__Requirements__. Pick out all lines in the listing holding the string "application" and copy them.

□ □ □

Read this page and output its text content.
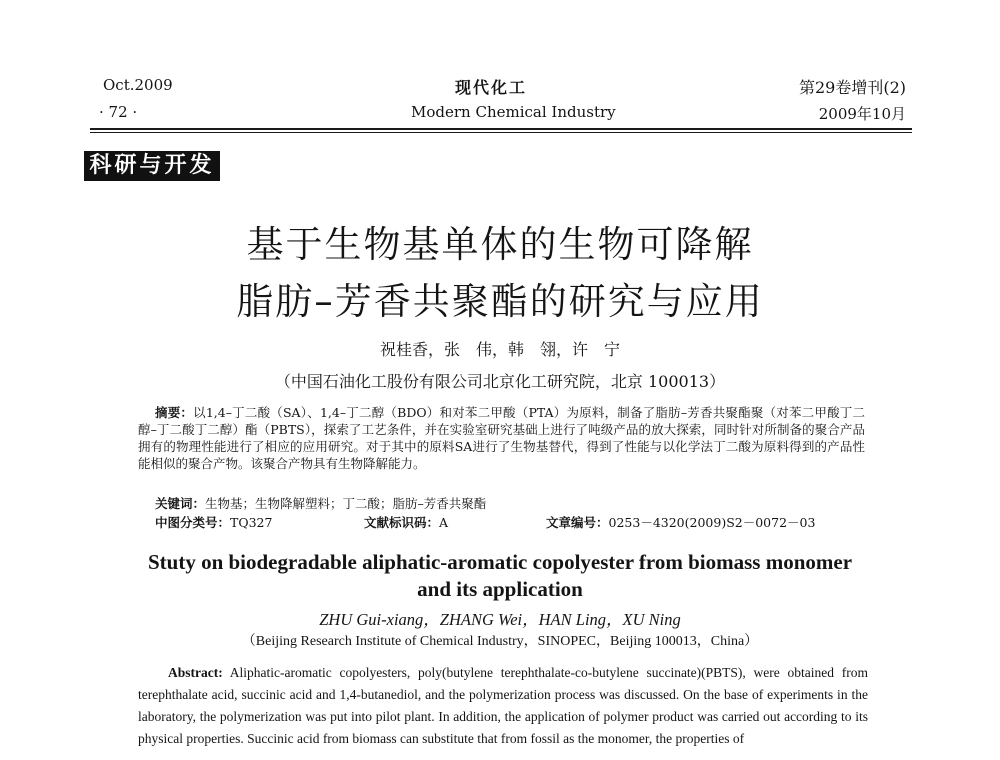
Oct.2009
· 72 ·
现代化工
Modern Chemical Industry
第29卷增刊(2)
2009年10月
科研与开发
基于生物基单体的生物可降解
脂肪–芳香共聚酯的研究与应用
祝桂香，张　伟，韩　翎，许　宁
（中国石油化工股份有限公司北京化工研究院，北京 100013）
摘要：以1,4–丁二酸（SA）、1,4–丁二醇（BDO）和对苯二甲酸（PTA）为原料，制备了脂肪–芳香共聚酯聚（对苯二甲酸丁二醇–丁二酸丁二醇）酯（PBTS），探索了工艺条件，并在实验室研究基础上进行了吨级产品的放大探索，同时针对所制备的聚合产品拥有的物理性能进行了相应的应用研究。对于其中的原料SA进行了生物基替代，得到了性能与以化学法丁二酸为原料得到的产品性能相似的聚合产物。该聚合产物具有生物降解能力。
关键词：生物基；生物降解塑料；丁二酸；脂肪–芳香共聚酯
中图分类号：TQ327	文献标识码：A	文章编号：0253－4320(2009)S2－0072－03
Stuty on biodegradable aliphatic-aromatic copolyester from biomass monomer
and its application
ZHU Gui-xiang，ZHANG Wei，HAN Ling，XU Ning
（Beijing Research Institute of Chemical Industry，SINOPEC，Beijing 100013，China）
Abstract: Aliphatic-aromatic copolyesters, poly(butylene terephthalate-co-butylene succinate)(PBTS), were obtained from terephthalate acid, succinic acid and 1,4-butanediol, and the polymerization process was discussed. On the base of experiments in the laboratory, the polymerization was put into pilot plant. In addition, the application of polymer product was carried out according to its physical properties. Succinic acid from biomass can substitute that from fossil as the monomer, the properties of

□ □ □

__The completed task__.
and its application
Abstract: Aliphatic-aromatic copolyesters, poly(butylene terephthalate-co-butylene succinate)(PBTS), were obtained from terephthalate acid, succinic acid and 1,4-butanediol, and the polymerization process was discussed. On the base of experiments in the laboratory, the polymerization was put into pilot plant. In addition, the application of polymer product was carried out according to its physical properties. Succinic acid from biomass can substitute that from fossil as the monomer, the properties of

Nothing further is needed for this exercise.